### The problem:
Omit the images, then print each record below exactly as it reads.

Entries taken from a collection
------------------------------------------------

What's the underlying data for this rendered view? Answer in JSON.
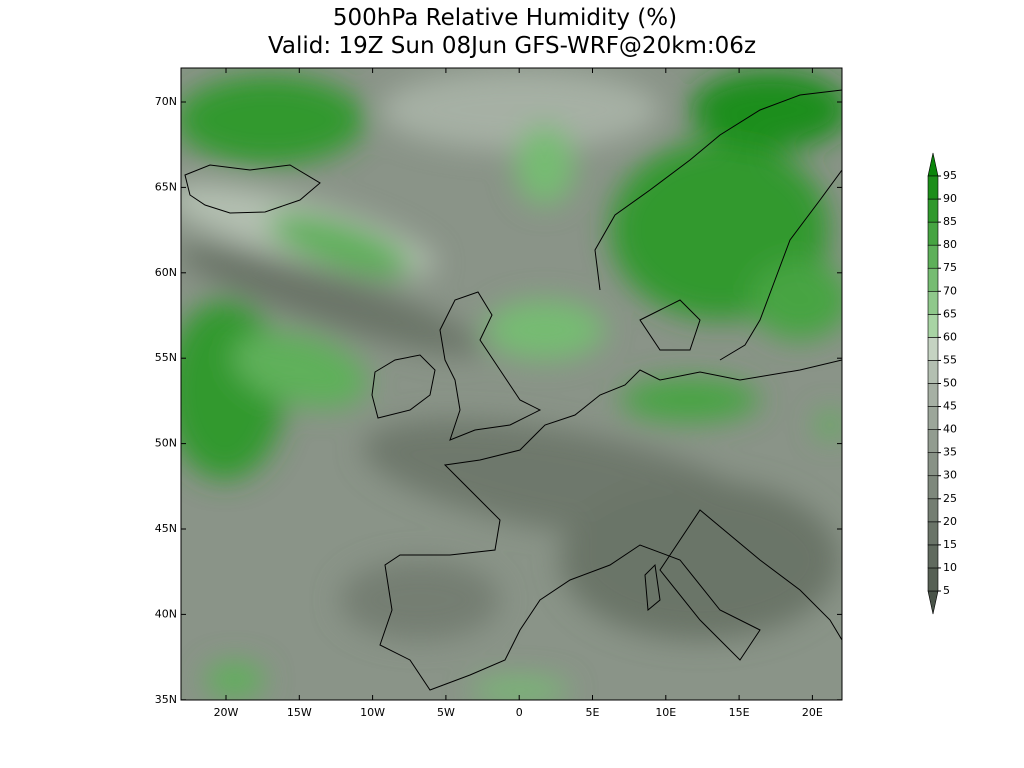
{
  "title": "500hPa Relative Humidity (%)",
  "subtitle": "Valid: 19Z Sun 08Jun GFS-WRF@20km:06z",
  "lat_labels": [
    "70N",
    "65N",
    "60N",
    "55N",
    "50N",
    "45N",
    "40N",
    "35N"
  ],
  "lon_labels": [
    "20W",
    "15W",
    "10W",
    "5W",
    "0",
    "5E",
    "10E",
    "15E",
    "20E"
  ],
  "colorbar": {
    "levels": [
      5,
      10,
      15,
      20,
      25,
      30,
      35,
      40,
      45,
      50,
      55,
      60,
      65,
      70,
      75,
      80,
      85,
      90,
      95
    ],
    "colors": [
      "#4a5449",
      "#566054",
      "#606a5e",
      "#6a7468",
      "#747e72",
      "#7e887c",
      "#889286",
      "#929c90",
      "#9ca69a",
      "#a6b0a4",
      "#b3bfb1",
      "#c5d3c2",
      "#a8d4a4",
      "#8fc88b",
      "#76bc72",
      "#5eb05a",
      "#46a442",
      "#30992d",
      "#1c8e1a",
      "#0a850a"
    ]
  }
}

------------------------------------------------

### Response to this task:
What's the underlying data for this rendered view? Answer in JSON.
{
  "title": "500hPa Relative Humidity (%)",
  "subtitle": "Valid: 19Z Sun 08Jun GFS-WRF@20km:06z",
  "lat_labels": [
    "70N",
    "65N",
    "60N",
    "55N",
    "50N",
    "45N",
    "40N",
    "35N"
  ],
  "lon_labels": [
    "20W",
    "15W",
    "10W",
    "5W",
    "0",
    "5E",
    "10E",
    "15E",
    "20E"
  ],
  "colorbar": {
    "levels": [
      5,
      10,
      15,
      20,
      25,
      30,
      35,
      40,
      45,
      50,
      55,
      60,
      65,
      70,
      75,
      80,
      85,
      90,
      95
    ],
    "colors": [
      "#4a5449",
      "#566054",
      "#606a5e",
      "#6a7468",
      "#747e72",
      "#7e887c",
      "#889286",
      "#929c90",
      "#9ca69a",
      "#a6b0a4",
      "#b3bfb1",
      "#c5d3c2",
      "#a8d4a4",
      "#8fc88b",
      "#76bc72",
      "#5eb05a",
      "#46a442",
      "#30992d",
      "#1c8e1a",
      "#0a850a"
    ]
  }
}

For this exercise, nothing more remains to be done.